* **STATED PROBLEM**: Filter these entries, keeping only lines that hold the word "bezpośrednio".

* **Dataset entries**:
##############################

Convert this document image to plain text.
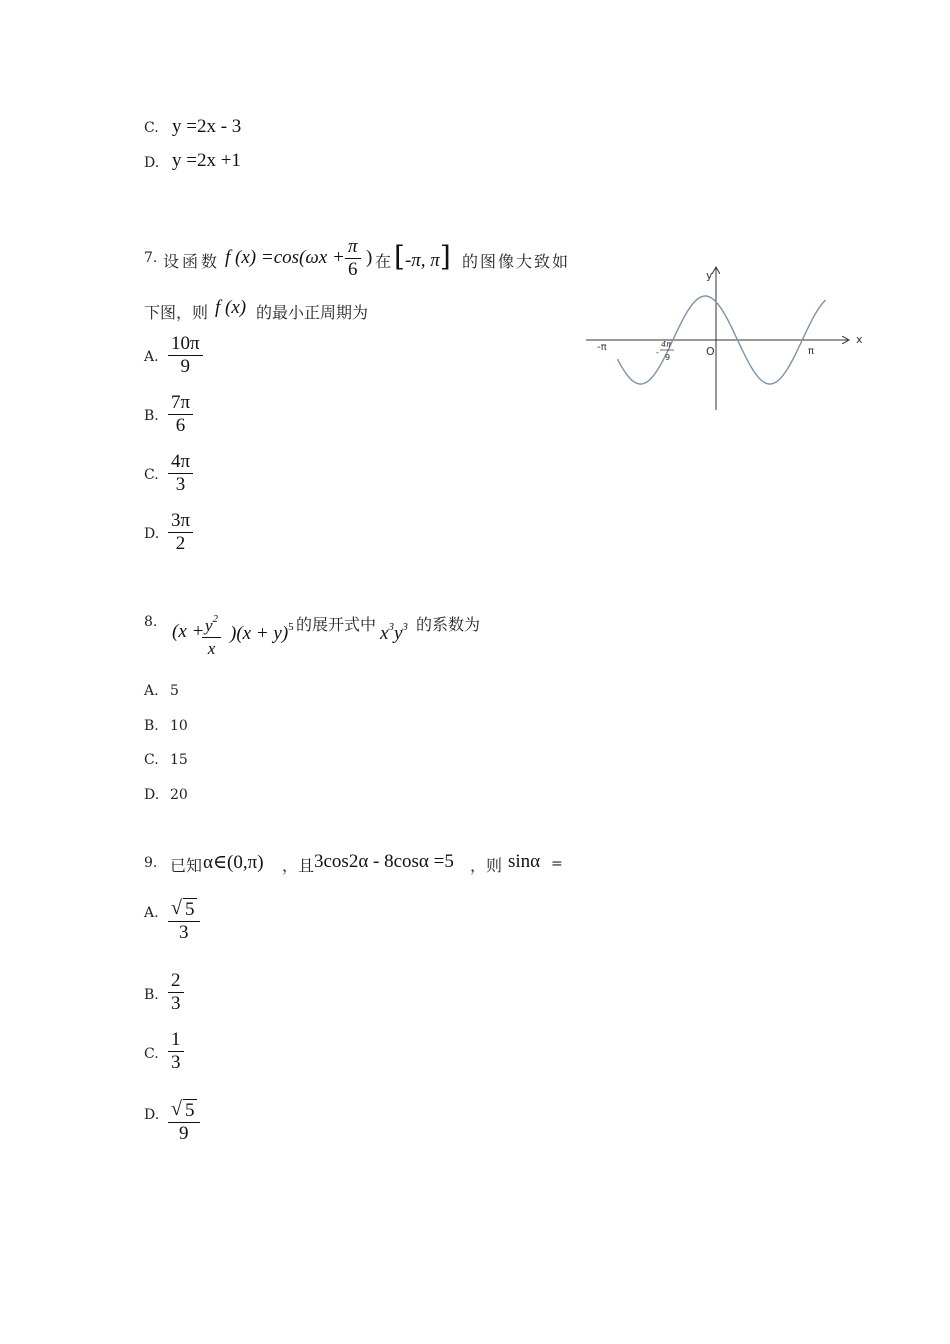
C. y =2x - 3
D. y =2x +1
7. 设函数 f (x) =cos(ωx +
π
6
) 在 [-π, π] 的图像大致如
下图，则 f (x) 的最小正周期为
A.
10π
9
B.
7π
6
C.
4π
3
D.
3π
2
y
x
O
-π	π
-
4π
9
8. ($x + y^2$
x
)$(x + y)^5$ 的展开式中 $x^3y^3$ 的系数为
A. 5
B. 10
C. 15
D. 20
9. 已知 α∈(0,π) ，且 3cos2α - 8cosα =5 ，则 sinα =
A. √ 5
3
B.
2
3
C.
1
3
D. √ 5
9
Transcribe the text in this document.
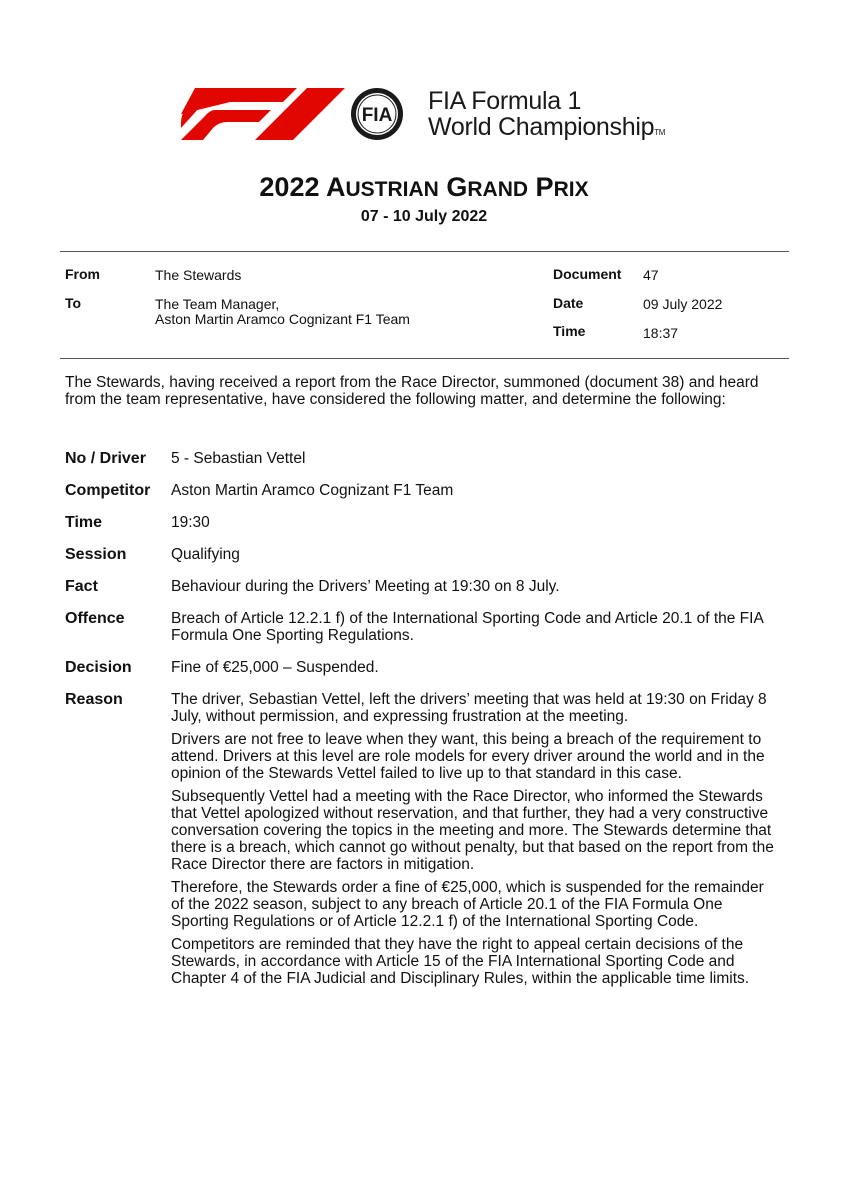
FIA
FIA Formula 1
World ChampionshipTM
2022 AUSTRIAN GRAND PRIX

07 - 10 July 2022

From	The Stewards
To	The Team Manager,
Aston Martin Aramco Cognizant F1 Team
Document 47
Date	09 July 2022
Time	18:37

The Stewards, having received a report from the Race Director, summoned (document 38) and heard from the team representative, have considered the following matter, and determine the following:

No / Driver	5 - Sebastian Vettel
Competitor	Aston Martin Aramco Cognizant F1 Team
Time	19:30
Session	Qualifying
Fact	Behaviour during the Drivers’ Meeting at 19:30 on 8 July.
Offence	Breach of Article 12.2.1 f) of the International Sporting Code and Article 20.1 of the FIA Formula One Sporting Regulations.
Decision	Fine of €25,000 – Suspended.
Reason	The driver, Sebastian Vettel, left the drivers’ meeting that was held at 19:30 on Friday 8 July, without permission, and expressing frustration at the meeting.

Drivers are not free to leave when they want, this being a breach of the requirement to attend. Drivers at this level are role models for every driver around the world and in the opinion of the Stewards Vettel failed to live up to that standard in this case.

Subsequently Vettel had a meeting with the Race Director, who informed the Stewards that Vettel apologized without reservation, and that further, they had a very constructive conversation covering the topics in the meeting and more. The Stewards determine that there is a breach, which cannot go without penalty, but that based on the report from the Race Director there are factors in mitigation.

Therefore, the Stewards order a fine of €25,000, which is suspended for the remainder of the 2022 season, subject to any breach of Article 20.1 of the FIA Formula One Sporting Regulations or of Article 12.2.1 f) of the International Sporting Code.

Competitors are reminded that they have the right to appeal certain decisions of the Stewards, in accordance with Article 15 of the FIA International Sporting Code and Chapter 4 of the FIA Judicial and Disciplinary Rules, within the applicable time limits.
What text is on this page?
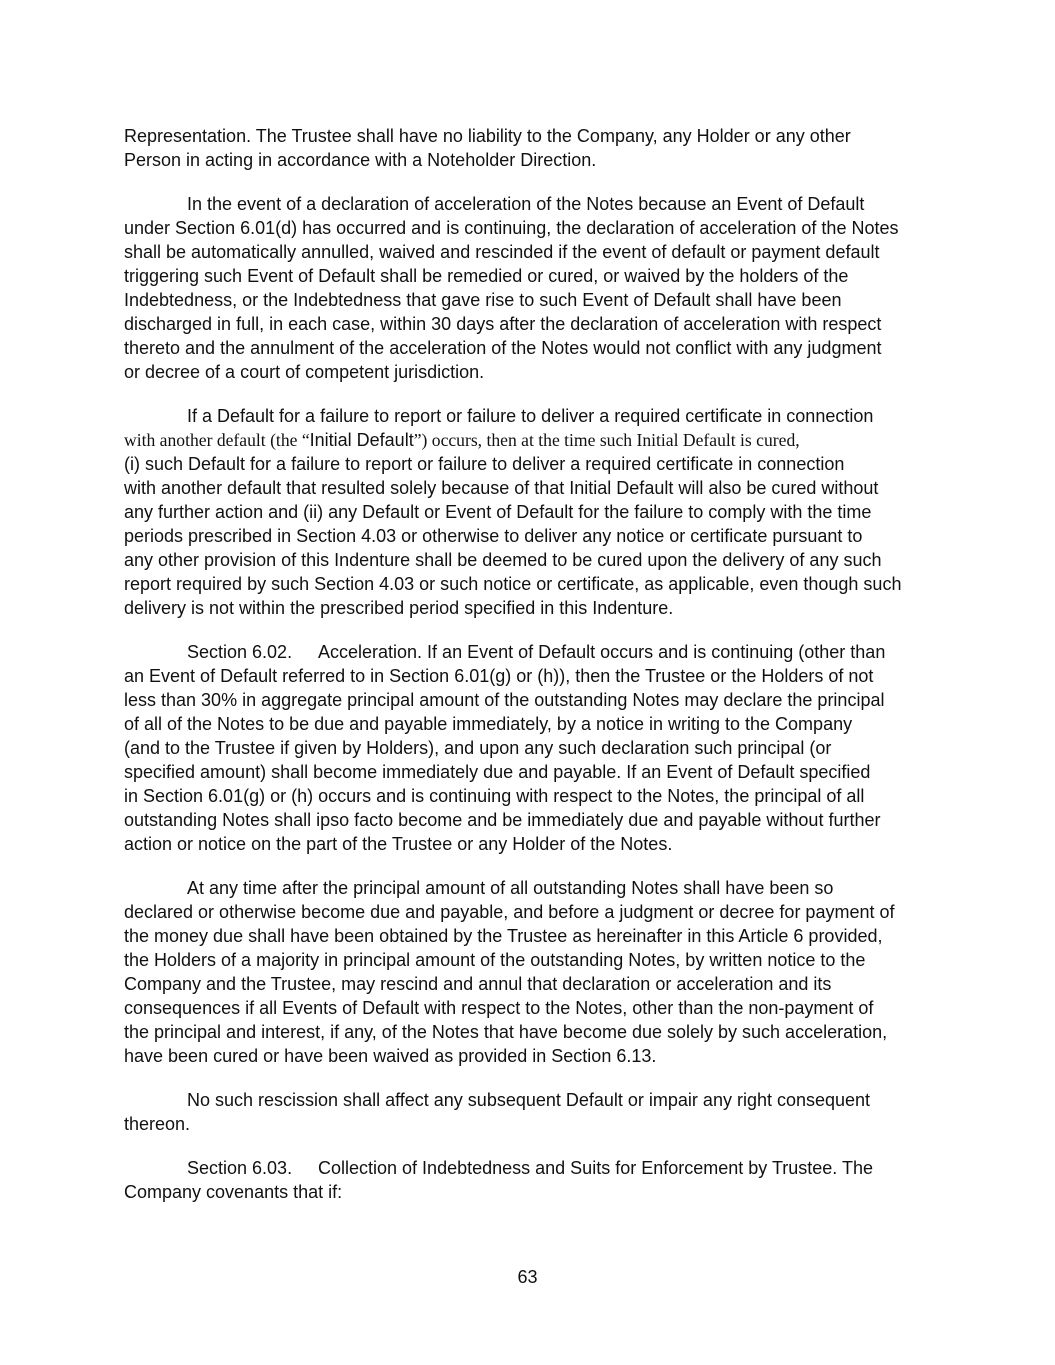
Representation. The Trustee shall have no liability to the Company, any Holder or any other
Person in acting in accordance with a Noteholder Direction.

In the event of a declaration of acceleration of the Notes because an Event of Default
under Section 6.01(d) has occurred and is continuing, the declaration of acceleration of the Notes
shall be automatically annulled, waived and rescinded if the event of default or payment default
triggering such Event of Default shall be remedied or cured, or waived by the holders of the
Indebtedness, or the Indebtedness that gave rise to such Event of Default shall have been
discharged in full, in each case, within 30 days after the declaration of acceleration with respect
thereto and the annulment of the acceleration of the Notes would not conflict with any judgment
or decree of a court of competent jurisdiction.

If a Default for a failure to report or failure to deliver a required certificate in connection
with another default (the “Initial Default”) occurs, then at the time such Initial Default is cured,
(i) such Default for a failure to report or failure to deliver a required certificate in connection
with another default that resulted solely because of that Initial Default will also be cured without
any further action and (ii) any Default or Event of Default for the failure to comply with the time
periods prescribed in Section 4.03 or otherwise to deliver any notice or certificate pursuant to
any other provision of this Indenture shall be deemed to be cured upon the delivery of any such
report required by such Section 4.03 or such notice or certificate, as applicable, even though such
delivery is not within the prescribed period specified in this Indenture.

Section 6.02. Acceleration. If an Event of Default occurs and is continuing (other than
an Event of Default referred to in Section 6.01(g) or (h)), then the Trustee or the Holders of not
less than 30% in aggregate principal amount of the outstanding Notes may declare the principal
of all of the Notes to be due and payable immediately, by a notice in writing to the Company
(and to the Trustee if given by Holders), and upon any such declaration such principal (or
specified amount) shall become immediately due and payable. If an Event of Default specified
in Section 6.01(g) or (h) occurs and is continuing with respect to the Notes, the principal of all
outstanding Notes shall ipso facto become and be immediately due and payable without further
action or notice on the part of the Trustee or any Holder of the Notes.

At any time after the principal amount of all outstanding Notes shall have been so
declared or otherwise become due and payable, and before a judgment or decree for payment of
the money due shall have been obtained by the Trustee as hereinafter in this Article 6 provided,
the Holders of a majority in principal amount of the outstanding Notes, by written notice to the
Company and the Trustee, may rescind and annul that declaration or acceleration and its
consequences if all Events of Default with respect to the Notes, other than the non-payment of
the principal and interest, if any, of the Notes that have become due solely by such acceleration,
have been cured or have been waived as provided in Section 6.13.

No such rescission shall affect any subsequent Default or impair any right consequent
thereon.

Section 6.03. Collection of Indebtedness and Suits for Enforcement by Trustee. The
Company covenants that if:

63
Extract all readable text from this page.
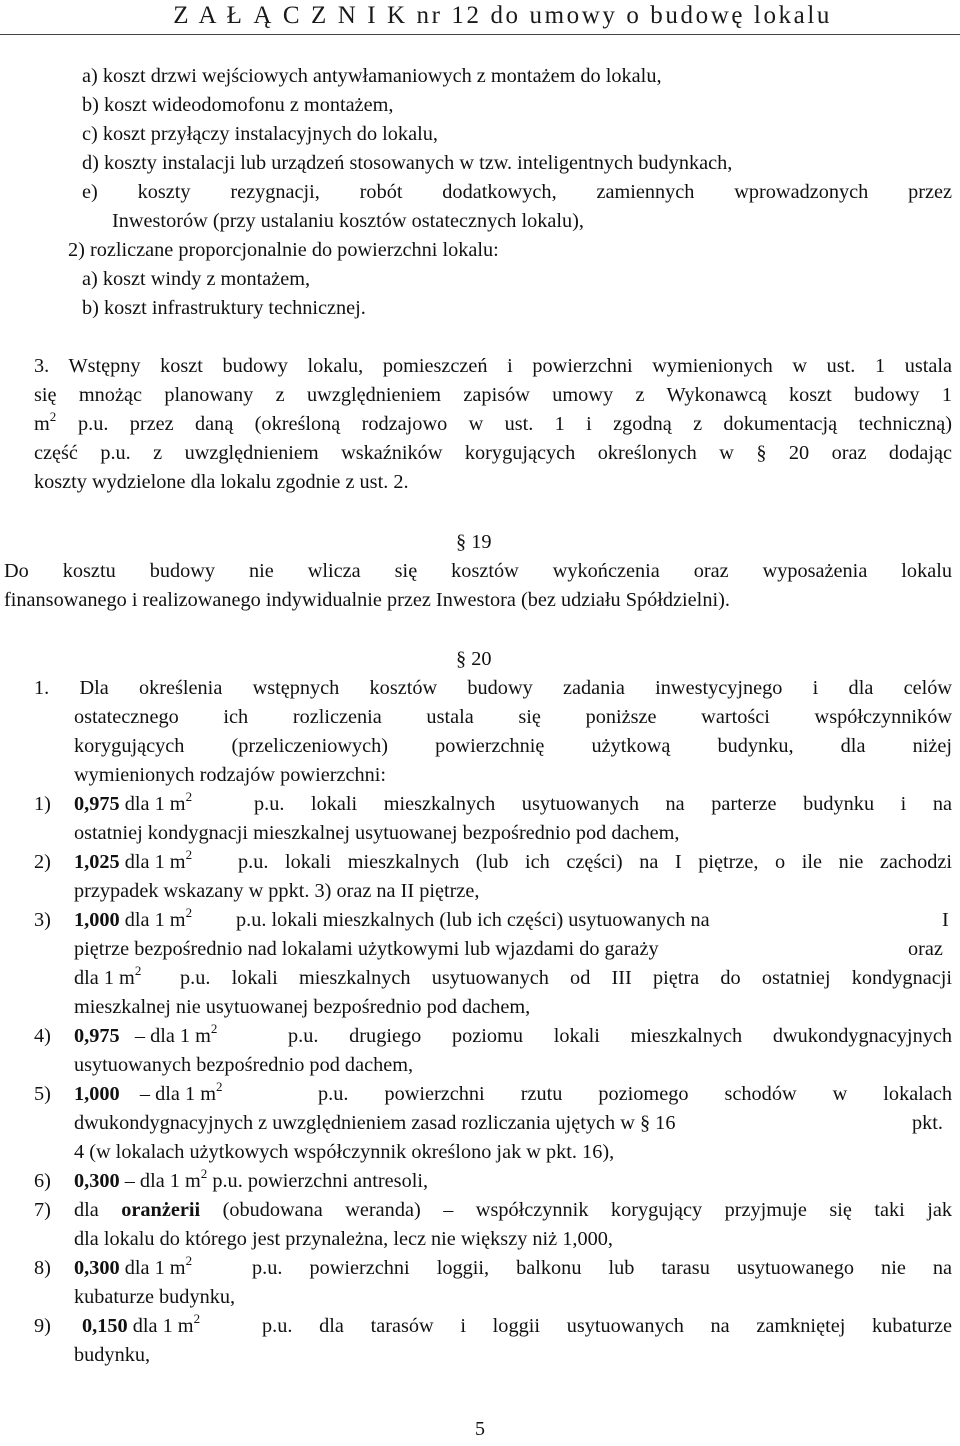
Z A Ł Ą C Z N I K nr 12 do umowy o budowę lokalu
a) koszt drzwi wejściowych antywłamaniowych z montażem do lokalu,
b) koszt wideodomofonu z montażem,
c) koszt przyłączy instalacyjnych do lokalu,
d) koszty instalacji lub urządzeń stosowanych w tzw. inteligentnych budynkach,
e) koszty rezygnacji, robót dodatkowych, zamiennych wprowadzonych przez
Inwestorów (przy ustalaniu kosztów ostatecznych lokalu),
2) rozliczane proporcjonalnie do powierzchni lokalu:
a) koszt windy z montażem,
b) koszt infrastruktury technicznej.
3. Wstępny koszt budowy lokalu, pomieszczeń i powierzchni wymienionych w ust. 1 ustala
się mnożąc planowany z uwzględnieniem zapisów umowy z Wykonawcą koszt budowy 1
$m^2$ p.u. przez daną (określoną rodzajowo w ust. 1 i zgodną z dokumentacją techniczną)
część p.u. z uwzględnieniem wskaźników korygujących określonych w § 20 oraz dodając
koszty wydzielone dla lokalu zgodnie z ust. 2.
§ 19
Do kosztu budowy nie wlicza się kosztów wykończenia oraz wyposażenia lokalu
finansowanego i realizowanego indywidualnie przez Inwestora (bez udziału Spółdzielni).
§ 20
1. Dla określenia wstępnych kosztów budowy zadania inwestycyjnego i dla celów
ostatecznego ich rozliczenia ustala się poniższe wartości współczynników
korygujących (przeliczeniowych) powierzchnię użytkową budynku, dla niżej
wymienionych rodzajów powierzchni:
1) 0,975 dla 1 $m^2$	p.u. lokali mieszkalnych usytuowanych na parterze budynku i na
ostatniej kondygnacji mieszkalnej usytuowanej bezpośrednio pod dachem,
2) 1,025 dla 1 $m^2$ p.u. lokali mieszkalnych (lub ich części) na I piętrze, o ile nie zachodzi
przypadek wskazany w ppkt. 3) oraz na II piętrze,
3) 1,000 dla 1 $m^2$ p.u. lokali mieszkalnych (lub ich części) usytuowanych na	I
piętrze bezpośrednio nad lokalami użytkowymi lub wjazdami do garaży	oraz
dla 1 $m^2$ p.u. lokali mieszkalnych usytuowanych od III piętra do ostatniej kondygnacji
mieszkalnej nie usytuowanej bezpośrednio pod dachem,
4) 0,975 – dla 1 $m^2$	p.u. drugiego poziomu lokali mieszkalnych dwukondygnacyjnych
usytuowanych bezpośrednio pod dachem,
5) 1,000 – dla 1 $m^2$	p.u. powierzchni rzutu poziomego schodów w lokalach
dwukondygnacyjnych z uwzględnieniem zasad rozliczania ujętych w § 16	pkt.
4 (w lokalach użytkowych współczynnik określono jak w pkt. 16),
6) 0,300 – dla 1 $m^2$ p.u. powierzchni antresoli,
7) dla oranżerii (obudowana weranda) – współczynnik korygujący przyjmuje się taki jak
dla lokalu do którego jest przynależna, lecz nie większy niż 1,000,
8) 0,300 dla 1 $m^2$	p.u. powierzchni loggii, balkonu lub tarasu usytuowanego nie na
kubaturze budynku,
9) 0,150 dla 1 $m^2$	p.u. dla tarasów i loggii usytuowanych na zamkniętej kubaturze
budynku,
5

##############################

* **ANSWER TO THE PROBLEM**:
ostatniej kondygnacji mieszkalnej usytuowanej bezpośrednio pod dachem,
piętrze bezpośrednio nad lokalami użytkowymi lub wjazdami do garaży	oraz
mieszkalnej nie usytuowanej bezpośrednio pod dachem,
usytuowanych bezpośrednio pod dachem,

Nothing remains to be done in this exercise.